GOAL: Transcribe the material verbatim in full; the pictures do not belong in the copy.

THE INPUT:
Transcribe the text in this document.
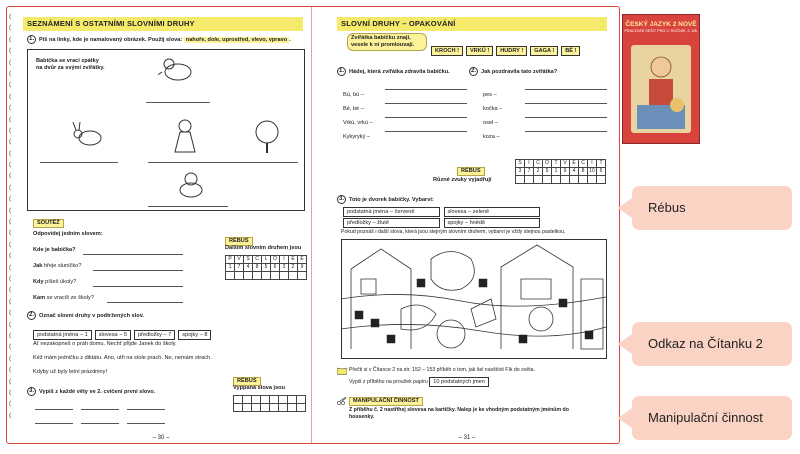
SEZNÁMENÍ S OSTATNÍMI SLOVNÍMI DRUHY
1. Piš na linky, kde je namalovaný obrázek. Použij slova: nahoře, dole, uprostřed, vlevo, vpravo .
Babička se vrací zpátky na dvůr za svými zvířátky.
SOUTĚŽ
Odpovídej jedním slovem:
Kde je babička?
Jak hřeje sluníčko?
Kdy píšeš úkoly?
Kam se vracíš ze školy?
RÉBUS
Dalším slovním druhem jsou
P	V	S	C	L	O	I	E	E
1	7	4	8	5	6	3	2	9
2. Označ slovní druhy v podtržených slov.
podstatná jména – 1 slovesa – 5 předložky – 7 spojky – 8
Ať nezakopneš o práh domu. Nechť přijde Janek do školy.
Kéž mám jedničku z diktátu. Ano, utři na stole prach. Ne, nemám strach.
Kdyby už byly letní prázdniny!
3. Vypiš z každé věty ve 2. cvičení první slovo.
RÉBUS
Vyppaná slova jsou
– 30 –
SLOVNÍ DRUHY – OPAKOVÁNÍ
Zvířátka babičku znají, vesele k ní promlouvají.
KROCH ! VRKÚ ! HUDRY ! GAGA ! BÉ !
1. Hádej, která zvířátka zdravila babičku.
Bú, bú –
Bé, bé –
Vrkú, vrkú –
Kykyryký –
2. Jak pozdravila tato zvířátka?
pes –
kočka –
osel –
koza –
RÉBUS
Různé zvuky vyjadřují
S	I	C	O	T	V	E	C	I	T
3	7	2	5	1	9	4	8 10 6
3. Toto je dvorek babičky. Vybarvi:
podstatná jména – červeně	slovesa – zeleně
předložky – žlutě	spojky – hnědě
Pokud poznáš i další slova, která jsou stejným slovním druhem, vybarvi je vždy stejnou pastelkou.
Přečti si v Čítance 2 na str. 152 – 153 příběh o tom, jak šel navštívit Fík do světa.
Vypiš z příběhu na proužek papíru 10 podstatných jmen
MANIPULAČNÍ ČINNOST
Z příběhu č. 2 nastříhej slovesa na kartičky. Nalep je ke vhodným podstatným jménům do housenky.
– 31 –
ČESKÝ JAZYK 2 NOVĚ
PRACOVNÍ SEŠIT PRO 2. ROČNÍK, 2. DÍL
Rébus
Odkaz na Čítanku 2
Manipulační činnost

EXERCISE OUTPUT:
Transcribe the text in this document.
SEZNÁMENÍ S OSTATNÍMI SLOVNÍMI DRUHY
1. Piš na linky, kde je namalovaný obrázek. Použij slova: nahoře, dole, uprostřed, vlevo, vpravo .
Babička se vrací zpátky na dvůr za svými zvířátky.
SOUTĚŽ
Odpovídej jedním slovem:
Kde je babička?
Jak hřeje sluníčko?
Kdy píšeš úkoly?
Kam se vracíš ze školy?
RÉBUS
Dalším slovním druhem jsou
P	V	S	C	L	O	I	E	E
1	7	4	8	5	6	3	2	9
2. Označ slovní druhy v podtržených slov.
podstatná jména – 1 slovesa – 5 předložky – 7 spojky – 8
Ať nezakopneš o práh domu. Nechť přijde Janek do školy.
Kéž mám jedničku z diktátu. Ano, utři na stole prach. Ne, nemám strach.
Kdyby už byly letní prázdniny!
3. Vypiš z každé věty ve 2. cvičení první slovo.
RÉBUS
Vyppaná slova jsou
– 30 –
SLOVNÍ DRUHY – OPAKOVÁNÍ
Zvířátka babičku znají, vesele k ní promlouvají.
KROCH ! VRKÚ ! HUDRY ! GAGA ! BÉ !
1. Hádej, která zvířátka zdravila babičku.
Bú, bú –
Bé, bé –
Vrkú, vrkú –
Kykyryký –
2. Jak pozdravila tato zvířátka?
pes –
kočka –
osel –
koza –
RÉBUS
Různé zvuky vyjadřují
S	I	C	O	T	V	E	C	I	T
3	7	2	5	1	9	4	8 10 6
3. Toto je dvorek babičky. Vybarvi:
podstatná jména – červeně	slovesa – zeleně
předložky – žlutě	spojky – hnědě
Pokud poznáš i další slova, která jsou stejným slovním druhem, vybarvi je vždy stejnou pastelkou.
Přečti si v Čítance 2 na str. 152 – 153 příběh o tom, jak šel navštívit Fík do světa.
Vypiš z příběhu na proužek papíru 10 podstatných jmen
MANIPULAČNÍ ČINNOST
Z příběhu č. 2 nastříhej slovesa na kartičky. Nalep je ke vhodným podstatným jménům do housenky.
– 31 –
ČESKÝ JAZYK 2 NOVĚ
PRACOVNÍ SEŠIT PRO 2. ROČNÍK, 2. DÍL
Rébus
Odkaz na Čítanku 2
Manipulační činnost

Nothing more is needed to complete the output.